§ What is needed:
Determine how many lines of the records include "seguenti", and answer with the number alone.

§ Material to process:
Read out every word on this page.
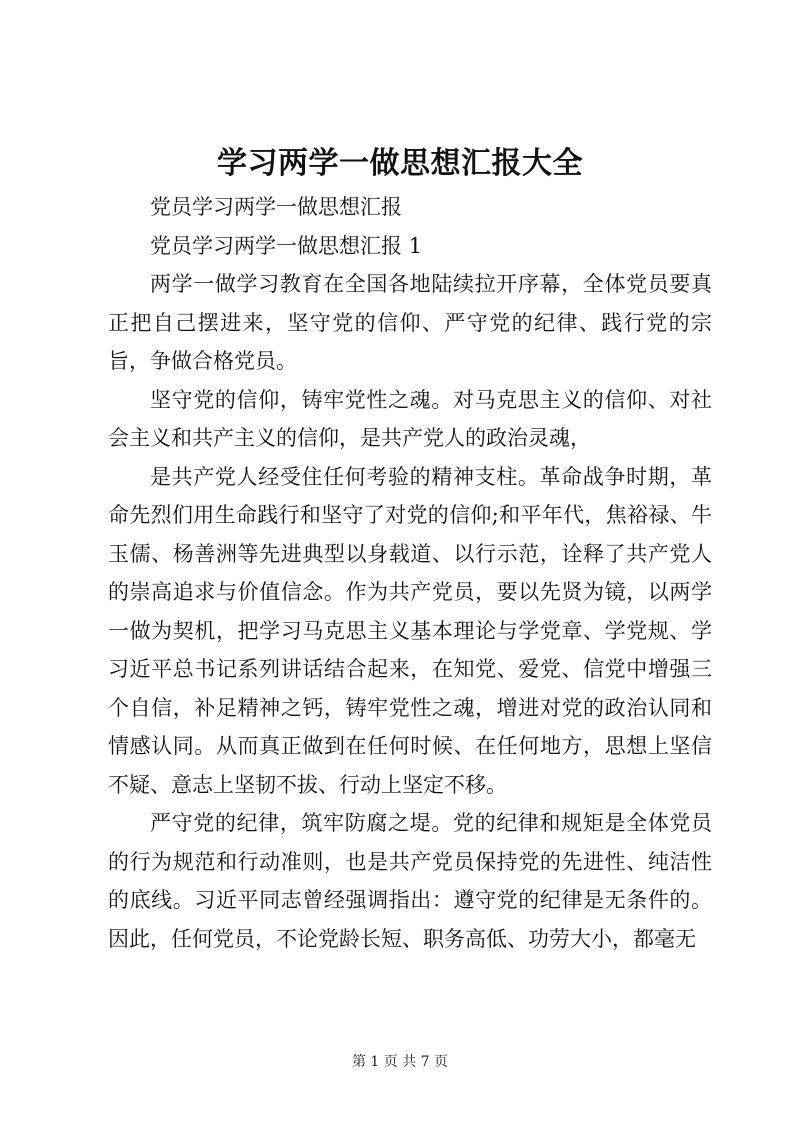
学习两学一做思想汇报大全

党员学习两学一做思想汇报

党员学习两学一做思想汇报 1

两学一做学习教育在全国各地陆续拉开序幕，全体党员要真正把自己摆进来，坚守党的信仰、严守党的纪律、践行党的宗旨，争做合格党员。

坚守党的信仰，铸牢党性之魂。对马克思主义的信仰、对社会主义和共产主义的信仰，是共产党人的政治灵魂，

是共产党人经受住任何考验的精神支柱。革命战争时期，革命先烈们用生命践行和坚守了对党的信仰;和平年代，焦裕禄、牛玉儒、杨善洲等先进典型以身载道、以行示范，诠释了共产党人的崇高追求与价值信念。作为共产党员，要以先贤为镜，以两学一做为契机，把学习马克思主义基本理论与学党章、学党规、学习近平总书记系列讲话结合起来，在知党、爱党、信党中增强三个自信，补足精神之钙，铸牢党性之魂，增进对党的政治认同和情感认同。从而真正做到在任何时候、在任何地方，思想上坚信不疑、意志上坚韧不拔、行动上坚定不移。

严守党的纪律，筑牢防腐之堤。党的纪律和规矩是全体党员的行为规范和行动准则，也是共产党员保持党的先进性、纯洁性的底线。习近平同志曾经强调指出：遵守党的纪律是无条件的。因此，任何党员，不论党龄长短、职务高低、功劳大小，都毫无

第 1 页 共 7 页
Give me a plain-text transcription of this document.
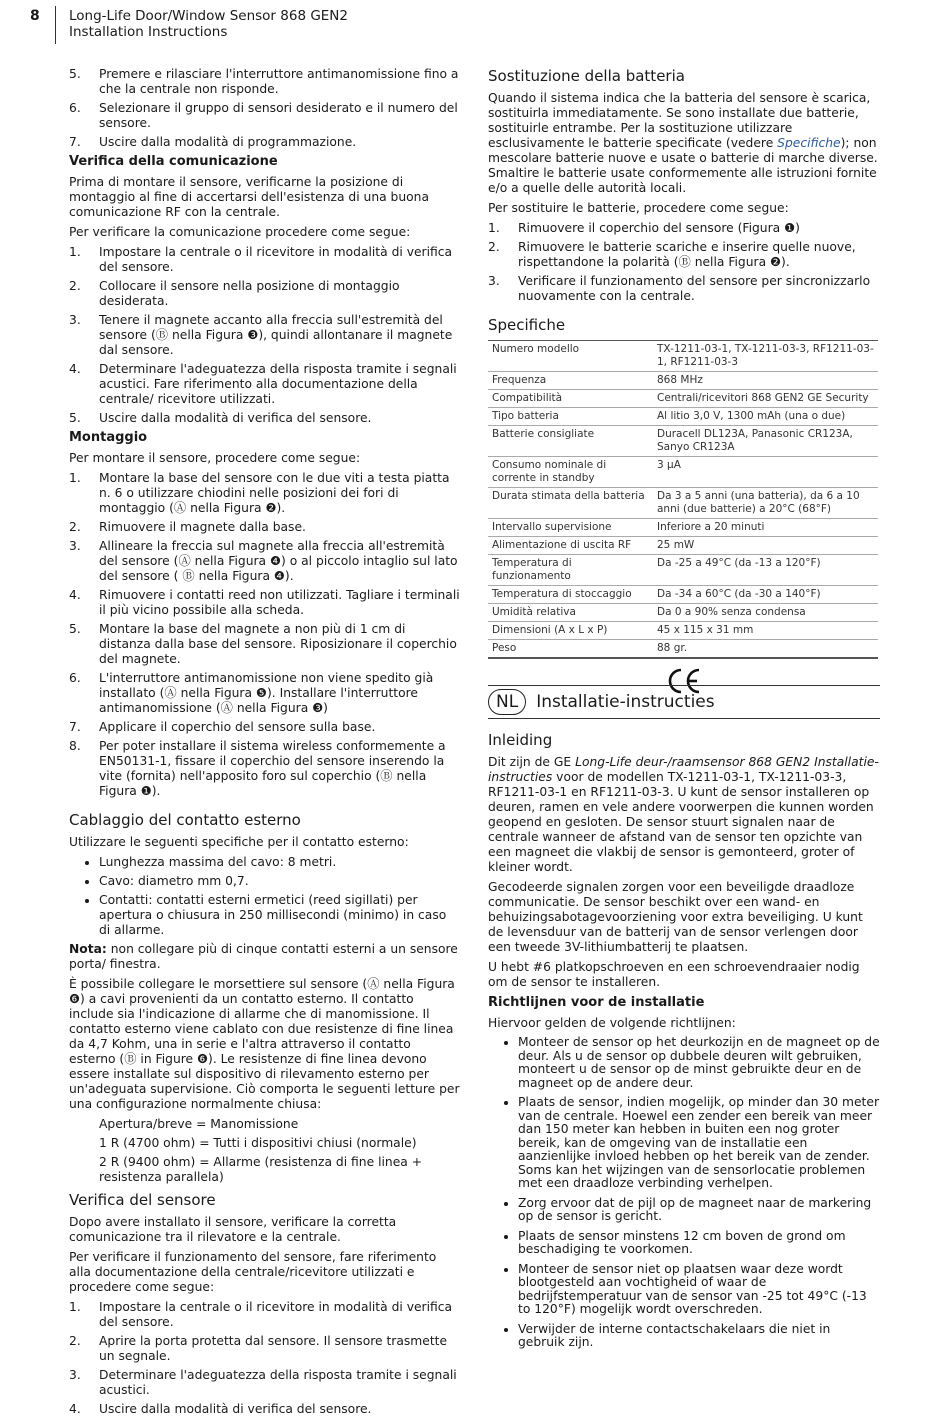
8 Long-Life Door/Window Sensor 868 GEN2
Installation Instructions
5. Premere e rilasciare l'interruttore antimanomissione fino a che la centrale non risponde.
6. Selezionare il gruppo di sensori desiderato e il numero del sensore.
7. Uscire dalla modalità di programmazione.
Verifica della comunicazione

Prima di montare il sensore, verificarne la posizione di montaggio al fine di accertarsi dell'esistenza di una buona comunicazione RF con la centrale.

Per verificare la comunicazione procedere come segue:

1. Impostare la centrale o il ricevitore in modalità di verifica del sensore.
2. Collocare il sensore nella posizione di montaggio desiderata.
3. Tenere il magnete accanto alla freccia sull'estremità del sensore (Ⓑ nella Figura ❸), quindi allontanare il magnete dal sensore.
4. Determinare l'adeguatezza della risposta tramite i segnali acustici. Fare riferimento alla documentazione della centrale/ ricevitore utilizzati.
5. Uscire dalla modalità di verifica del sensore.
Montaggio

Per montare il sensore, procedere come segue:

1. Montare la base del sensore con le due viti a testa piatta n. 6 o utilizzare chiodini nelle posizioni dei fori di montaggio (Ⓐ nella Figura ❷).
2. Rimuovere il magnete dalla base.
3. Allineare la freccia sul magnete alla freccia all'estremità del sensore (Ⓐ nella Figura ❹) o al piccolo intaglio sul lato del sensore ( Ⓑ nella Figura ❹).
4. Rimuovere i contatti reed non utilizzati. Tagliare i terminali il più vicino possibile alla scheda.
5. Montare la base del magnete a non più di 1 cm di distanza dalla base del sensore. Riposizionare il coperchio del magnete.
6. L'interruttore antimanomissione non viene spedito già installato (Ⓐ nella Figura ❺). Installare l'interruttore antimanomissione (Ⓐ nella Figura ❸)
7. Applicare il coperchio del sensore sulla base.
8. Per poter installare il sistema wireless conformemente a EN50131-1, fissare il coperchio del sensore inserendo la vite (fornita) nell'apposito foro sul coperchio (Ⓑ nella Figura ❶).
Cablaggio del contatto esterno

Utilizzare le seguenti specifiche per il contatto esterno:

• Lunghezza massima del cavo: 8 metri.
• Cavo: diametro mm 0,7.
• Contatti: contatti esterni ermetici (reed sigillati) per apertura o chiusura in 250 millisecondi (minimo) in caso di allarme.

Nota: non collegare più di cinque contatti esterni a un sensore porta/ finestra.

È possibile collegare le morsettiere sul sensore (Ⓐ nella Figura ❻) a cavi provenienti da un contatto esterno. Il contatto include sia l'indicazione di allarme che di manomissione. Il contatto esterno viene cablato con due resistenze di fine linea da 4,7 Kohm, una in serie e l'altra attraverso il contatto esterno (Ⓑ in Figure ❻). Le resistenze di fine linea devono essere installate sul dispositivo di rilevamento esterno per un'adeguata supervisione. Ciò comporta le seguenti letture per una configurazione normalmente chiusa:

Apertura/breve = Manomissione
1 R (4700 ohm) = Tutti i dispositivi chiusi (normale)
2 R (9400 ohm) = Allarme (resistenza di fine linea + resistenza parallela)
Verifica del sensore

Dopo avere installato il sensore, verificare la corretta comunicazione tra il rilevatore e la centrale.

Per verificare il funzionamento del sensore, fare riferimento alla documentazione della centrale/ricevitore utilizzati e procedere come segue:

1. Impostare la centrale o il ricevitore in modalità di verifica del sensore.
2. Aprire la porta protetta dal sensore. Il sensore trasmette un segnale.
3. Determinare l'adeguatezza della risposta tramite i segnali acustici.
4. Uscire dalla modalità di verifica del sensore.
Sostituzione della batteria

Quando il sistema indica che la batteria del sensore è scarica, sostituirla immediatamente. Se sono installate due batterie, sostituirle entrambe. Per la sostituzione utilizzare esclusivamente le batterie specificate (vedere Specifiche); non mescolare batterie nuove e usate o batterie di marche diverse. Smaltire le batterie usate conformemente alle istruzioni fornite e/o a quelle delle autorità locali.

Per sostituire le batterie, procedere come segue:

1. Rimuovere il coperchio del sensore (Figura ❶)
2. Rimuovere le batterie scariche e inserire quelle nuove, rispettandone la polarità (Ⓑ nella Figura ❷).
3. Verificare il funzionamento del sensore per sincronizzarlo nuovamente con la centrale.
Specifiche
Numero modello	TX-1211-03-1, TX-1211-03-3, RF1211-03-1, RF1211-03-3
Frequenza	868 MHz
Compatibilità	Centrali/ricevitori 868 GEN2 GE Security
Tipo batteria	Al litio 3,0 V, 1300 mAh (una o due)
Batterie consigliate	Duracell DL123A, Panasonic CR123A, Sanyo CR123A
Consumo nominale di corrente in standby	3 µA
Durata stimata della batteria	Da 3 a 5 anni (una batteria), da 6 a 10 anni (due batterie) a 20°C (68°F)
Intervallo supervisione	Inferiore a 20 minuti
Alimentazione di uscita RF	25 mW
Temperatura di funzionamento	Da -25 a 49°C (da -13 a 120°F)
Temperatura di stoccaggio	Da -34 a 60°C (da -30 a 140°F)
Umidità relativa	Da 0 a 90% senza condensa
Dimensioni (A x L x P)	45 x 115 x 31 mm
Peso	88 gr.
NL	Installatie-instructies
Inleiding

Dit zijn de GE Long-Life deur-/raamsensor 868 GEN2 Installatie-instructies voor de modellen TX-1211-03-1, TX-1211-03-3, RF1211-03-1 en RF1211-03-3. U kunt de sensor installeren op deuren, ramen en vele andere voorwerpen die kunnen worden geopend en gesloten. De sensor stuurt signalen naar de centrale wanneer de afstand van de sensor ten opzichte van een magneet die vlakbij de sensor is gemonteerd, groter of kleiner wordt.

Gecodeerde signalen zorgen voor een beveiligde draadloze communicatie. De sensor beschikt over een wand- en behuizingsabotagevoorziening voor extra beveiliging. U kunt de levensduur van de batterij van de sensor verlengen door een tweede 3V-lithiumbatterij te plaatsen.

U hebt #6 platkopschroeven en een schroevendraaier nodig om de sensor te installeren.

Richtlijnen voor de installatie

Hiervoor gelden de volgende richtlijnen:

• Monteer de sensor op het deurkozijn en de magneet op de deur. Als u de sensor op dubbele deuren wilt gebruiken, monteert u de sensor op de minst gebruikte deur en de magneet op de andere deur.
• Plaats de sensor, indien mogelijk, op minder dan 30 meter van de centrale. Hoewel een zender een bereik van meer dan 150 meter kan hebben in buiten een nog groter bereik, kan de omgeving van de installatie een aanzienlijke invloed hebben op het bereik van de zender. Soms kan het wijzingen van de sensorlocatie problemen met een draadloze verbinding verhelpen.
• Zorg ervoor dat de pijl op de magneet naar de markering op de sensor is gericht.
• Plaats de sensor minstens 12 cm boven de grond om beschadiging te voorkomen.
• Monteer de sensor niet op plaatsen waar deze wordt blootgesteld aan vochtigheid of waar de bedrijfstemperatuur van de sensor van -25 tot 49°C (-13 to 120°F) mogelijk wordt overschreden.
• Verwijder de interne contactschakelaars die niet in gebruik zijn.
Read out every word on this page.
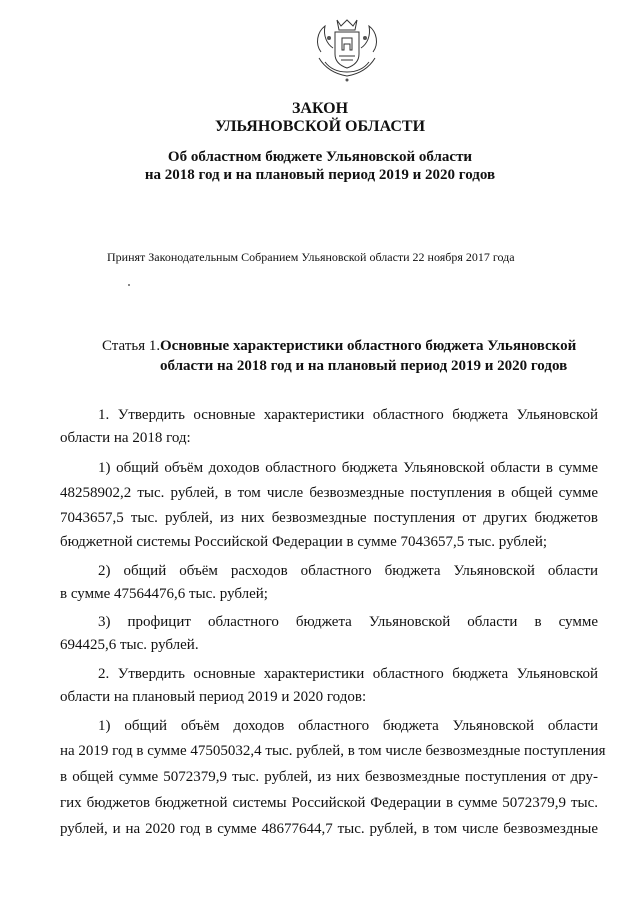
ЗАКОН
УЛЬЯНОВСКОЙ ОБЛАСТИ
Об областном бюджете Ульяновской области
на 2018 год и на плановый период 2019 и 2020 годов
Принят Законодательным Собранием Ульяновской области 22 ноября 2017 года
Статья 1. Основные характеристики областного бюджета Ульяновской области на 2018 год и на плановый период 2019 и 2020 годов
1. Утвердить основные характеристики областного бюджета Ульяновской
области на 2018 год:
1) общий объём доходов областного бюджета Ульяновской области в сумме
48258902,2 тыс. рублей, в том числе безвозмездные поступления в общей сумме
7043657,5 тыс. рублей, из них безвозмездные поступления от других бюджетов
бюджетной системы Российской Федерации в сумме 7043657,5 тыс. рублей;
2) общий объём расходов областного бюджета Ульяновской области
в сумме 47564476,6 тыс. рублей;
3) профицит областного бюджета Ульяновской области в сумме
694425,6 тыс. рублей.
2. Утвердить основные характеристики областного бюджета Ульяновской
области на плановый период 2019 и 2020 годов:
1) общий объём доходов областного бюджета Ульяновской области
на 2019 год в сумме 47505032,4 тыс. рублей, в том числе безвозмездные поступления
в общей сумме 5072379,9 тыс. рублей, из них безвозмездные поступления от дру-
гих бюджетов бюджетной системы Российской Федерации в сумме 5072379,9 тыс.
рублей, и на 2020 год в сумме 48677644,7 тыс. рублей, в том числе безвозмездные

§ Answer to this exercise:
2